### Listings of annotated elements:
_____

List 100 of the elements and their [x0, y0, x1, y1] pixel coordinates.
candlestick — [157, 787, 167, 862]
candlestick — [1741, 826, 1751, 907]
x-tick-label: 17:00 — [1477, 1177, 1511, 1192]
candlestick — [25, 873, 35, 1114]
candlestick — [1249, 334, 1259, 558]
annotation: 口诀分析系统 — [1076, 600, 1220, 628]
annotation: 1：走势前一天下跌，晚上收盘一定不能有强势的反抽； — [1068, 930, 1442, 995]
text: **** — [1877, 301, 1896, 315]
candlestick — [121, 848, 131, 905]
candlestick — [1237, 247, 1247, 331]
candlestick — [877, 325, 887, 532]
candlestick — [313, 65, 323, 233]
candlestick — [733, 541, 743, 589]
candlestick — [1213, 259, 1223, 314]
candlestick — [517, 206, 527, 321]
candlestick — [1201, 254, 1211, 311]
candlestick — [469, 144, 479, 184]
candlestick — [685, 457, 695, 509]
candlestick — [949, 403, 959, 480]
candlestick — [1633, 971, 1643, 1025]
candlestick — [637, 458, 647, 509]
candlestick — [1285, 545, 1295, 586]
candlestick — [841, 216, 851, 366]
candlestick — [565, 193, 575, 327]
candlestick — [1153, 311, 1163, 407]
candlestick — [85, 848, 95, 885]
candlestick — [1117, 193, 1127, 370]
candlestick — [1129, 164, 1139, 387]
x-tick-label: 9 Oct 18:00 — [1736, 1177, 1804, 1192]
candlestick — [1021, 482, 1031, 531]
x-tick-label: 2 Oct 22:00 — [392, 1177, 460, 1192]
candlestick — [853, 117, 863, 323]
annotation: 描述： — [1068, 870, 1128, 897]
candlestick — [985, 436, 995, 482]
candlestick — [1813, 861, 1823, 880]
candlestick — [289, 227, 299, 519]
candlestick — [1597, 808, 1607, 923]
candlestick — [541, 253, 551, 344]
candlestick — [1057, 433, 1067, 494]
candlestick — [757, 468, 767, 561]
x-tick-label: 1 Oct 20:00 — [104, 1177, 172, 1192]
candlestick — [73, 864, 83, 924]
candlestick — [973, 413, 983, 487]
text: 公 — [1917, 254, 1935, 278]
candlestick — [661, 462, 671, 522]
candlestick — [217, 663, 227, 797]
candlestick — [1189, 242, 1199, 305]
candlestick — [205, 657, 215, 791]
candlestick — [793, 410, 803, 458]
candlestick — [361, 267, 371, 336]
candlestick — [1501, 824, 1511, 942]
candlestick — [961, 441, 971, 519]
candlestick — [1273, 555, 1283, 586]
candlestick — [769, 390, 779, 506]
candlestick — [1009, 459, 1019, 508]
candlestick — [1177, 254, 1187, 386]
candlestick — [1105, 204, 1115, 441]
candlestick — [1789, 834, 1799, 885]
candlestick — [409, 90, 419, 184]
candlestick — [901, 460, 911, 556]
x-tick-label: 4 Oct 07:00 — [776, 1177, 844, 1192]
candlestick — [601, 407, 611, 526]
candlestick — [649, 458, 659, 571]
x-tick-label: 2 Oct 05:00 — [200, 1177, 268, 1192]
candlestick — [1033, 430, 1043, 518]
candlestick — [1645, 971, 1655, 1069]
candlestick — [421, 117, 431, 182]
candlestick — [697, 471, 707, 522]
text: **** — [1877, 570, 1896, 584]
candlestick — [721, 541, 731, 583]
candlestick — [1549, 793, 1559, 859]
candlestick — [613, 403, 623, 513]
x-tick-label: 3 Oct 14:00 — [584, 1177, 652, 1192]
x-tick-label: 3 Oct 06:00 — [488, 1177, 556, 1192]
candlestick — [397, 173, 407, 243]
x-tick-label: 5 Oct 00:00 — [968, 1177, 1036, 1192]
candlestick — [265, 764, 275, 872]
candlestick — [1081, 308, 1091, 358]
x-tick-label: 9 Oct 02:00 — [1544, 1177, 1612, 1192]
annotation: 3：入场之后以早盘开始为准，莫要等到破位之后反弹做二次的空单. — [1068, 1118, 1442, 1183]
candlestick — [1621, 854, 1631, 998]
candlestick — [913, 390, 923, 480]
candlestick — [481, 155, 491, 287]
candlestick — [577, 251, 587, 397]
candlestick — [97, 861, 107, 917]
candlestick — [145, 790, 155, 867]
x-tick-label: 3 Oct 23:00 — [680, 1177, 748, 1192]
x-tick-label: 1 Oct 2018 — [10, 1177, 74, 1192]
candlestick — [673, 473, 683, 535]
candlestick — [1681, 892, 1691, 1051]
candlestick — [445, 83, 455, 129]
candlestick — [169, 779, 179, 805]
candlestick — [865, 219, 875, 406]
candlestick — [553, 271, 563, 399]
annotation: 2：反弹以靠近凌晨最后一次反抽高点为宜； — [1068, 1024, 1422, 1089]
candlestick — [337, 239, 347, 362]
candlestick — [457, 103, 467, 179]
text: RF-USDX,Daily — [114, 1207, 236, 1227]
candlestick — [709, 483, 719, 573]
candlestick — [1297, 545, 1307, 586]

_____

### WHAT YOU WILL DO:
Copy out every line of the material above word for word, changing nothing.

### TASK RESPONSE:
List 100 of the elements and their [x0, y0, x1, y1] pixel coordinates.
candlestick — [157, 787, 167, 862]
candlestick — [1741, 826, 1751, 907]
x-tick-label: 17:00 — [1477, 1177, 1511, 1192]
candlestick — [25, 873, 35, 1114]
candlestick — [1249, 334, 1259, 558]
annotation: 口诀分析系统 — [1076, 600, 1220, 628]
annotation: 1：走势前一天下跌，晚上收盘一定不能有强势的反抽； — [1068, 930, 1442, 995]
text: **** — [1877, 301, 1896, 315]
candlestick — [121, 848, 131, 905]
candlestick — [1237, 247, 1247, 331]
candlestick — [877, 325, 887, 532]
candlestick — [313, 65, 323, 233]
candlestick — [733, 541, 743, 589]
candlestick — [1213, 259, 1223, 314]
candlestick — [517, 206, 527, 321]
candlestick — [1201, 254, 1211, 311]
candlestick — [469, 144, 479, 184]
candlestick — [685, 457, 695, 509]
candlestick — [949, 403, 959, 480]
candlestick — [1633, 971, 1643, 1025]
candlestick — [637, 458, 647, 509]
candlestick — [1285, 545, 1295, 586]
candlestick — [841, 216, 851, 366]
candlestick — [565, 193, 575, 327]
candlestick — [1153, 311, 1163, 407]
candlestick — [85, 848, 95, 885]
candlestick — [1117, 193, 1127, 370]
candlestick — [1129, 164, 1139, 387]
x-tick-label: 9 Oct 18:00 — [1736, 1177, 1804, 1192]
candlestick — [1021, 482, 1031, 531]
x-tick-label: 2 Oct 22:00 — [392, 1177, 460, 1192]
candlestick — [853, 117, 863, 323]
annotation: 描述： — [1068, 870, 1128, 897]
candlestick — [985, 436, 995, 482]
candlestick — [1813, 861, 1823, 880]
candlestick — [289, 227, 299, 519]
candlestick — [1597, 808, 1607, 923]
candlestick — [541, 253, 551, 344]
candlestick — [1057, 433, 1067, 494]
candlestick — [757, 468, 767, 561]
x-tick-label: 1 Oct 20:00 — [104, 1177, 172, 1192]
candlestick — [73, 864, 83, 924]
candlestick — [973, 413, 983, 487]
text: 公 — [1917, 254, 1935, 278]
candlestick — [661, 462, 671, 522]
candlestick — [217, 663, 227, 797]
candlestick — [1189, 242, 1199, 305]
candlestick — [205, 657, 215, 791]
candlestick — [793, 410, 803, 458]
candlestick — [361, 267, 371, 336]
candlestick — [1501, 824, 1511, 942]
candlestick — [961, 441, 971, 519]
candlestick — [1273, 555, 1283, 586]
candlestick — [769, 390, 779, 506]
candlestick — [1009, 459, 1019, 508]
candlestick — [1177, 254, 1187, 386]
candlestick — [1105, 204, 1115, 441]
candlestick — [1789, 834, 1799, 885]
candlestick — [409, 90, 419, 184]
candlestick — [901, 460, 911, 556]
x-tick-label: 4 Oct 07:00 — [776, 1177, 844, 1192]
candlestick — [601, 407, 611, 526]
candlestick — [649, 458, 659, 571]
x-tick-label: 2 Oct 05:00 — [200, 1177, 268, 1192]
candlestick — [1033, 430, 1043, 518]
candlestick — [1645, 971, 1655, 1069]
candlestick — [421, 117, 431, 182]
candlestick — [697, 471, 707, 522]
text: **** — [1877, 570, 1896, 584]
candlestick — [721, 541, 731, 583]
candlestick — [1549, 793, 1559, 859]
candlestick — [613, 403, 623, 513]
x-tick-label: 3 Oct 14:00 — [584, 1177, 652, 1192]
x-tick-label: 3 Oct 06:00 — [488, 1177, 556, 1192]
candlestick — [397, 173, 407, 243]
x-tick-label: 5 Oct 00:00 — [968, 1177, 1036, 1192]
candlestick — [265, 764, 275, 872]
candlestick — [1081, 308, 1091, 358]
x-tick-label: 9 Oct 02:00 — [1544, 1177, 1612, 1192]
annotation: 3：入场之后以早盘开始为准，莫要等到破位之后反弹做二次的空单. — [1068, 1118, 1442, 1183]
candlestick — [1621, 854, 1631, 998]
candlestick — [913, 390, 923, 480]
candlestick — [481, 155, 491, 287]
candlestick — [577, 251, 587, 397]
candlestick — [97, 861, 107, 917]
candlestick — [145, 790, 155, 867]
x-tick-label: 3 Oct 23:00 — [680, 1177, 748, 1192]
x-tick-label: 1 Oct 2018 — [10, 1177, 74, 1192]
candlestick — [673, 473, 683, 535]
candlestick — [1681, 892, 1691, 1051]
candlestick — [445, 83, 455, 129]
candlestick — [169, 779, 179, 805]
candlestick — [865, 219, 875, 406]
candlestick — [553, 271, 563, 399]
annotation: 2：反弹以靠近凌晨最后一次反抽高点为宜； — [1068, 1024, 1422, 1089]
candlestick — [337, 239, 347, 362]
candlestick — [457, 103, 467, 179]
text: RF-USDX,Daily — [114, 1207, 236, 1227]
candlestick — [709, 483, 719, 573]
candlestick — [1297, 545, 1307, 586]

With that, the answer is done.